··· Materials provided
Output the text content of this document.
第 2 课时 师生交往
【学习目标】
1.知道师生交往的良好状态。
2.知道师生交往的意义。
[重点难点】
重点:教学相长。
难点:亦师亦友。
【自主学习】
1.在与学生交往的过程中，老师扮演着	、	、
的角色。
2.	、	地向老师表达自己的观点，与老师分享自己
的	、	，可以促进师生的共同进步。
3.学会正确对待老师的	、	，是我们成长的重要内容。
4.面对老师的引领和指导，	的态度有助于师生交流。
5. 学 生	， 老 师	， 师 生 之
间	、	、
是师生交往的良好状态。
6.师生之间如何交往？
······
> _Problem_:
Go back to the listing above and please repeat it exactly.

> _The completed task_:
Output the text content of this document.
第 2 课时 师生交往
【学习目标】
1.知道师生交往的良好状态。
2.知道师生交往的意义。
[重点难点】
重点:教学相长。
难点:亦师亦友。
【自主学习】
1.在与学生交往的过程中，老师扮演着	、	、
的角色。
2.	、	地向老师表达自己的观点，与老师分享自己
的	、	，可以促进师生的共同进步。
3.学会正确对待老师的	、	，是我们成长的重要内容。
4.面对老师的引领和指导，	的态度有助于师生交流。
5. 学 生	， 老 师	， 师 生 之
间	、	、
是师生交往的良好状态。
6.师生之间如何交往？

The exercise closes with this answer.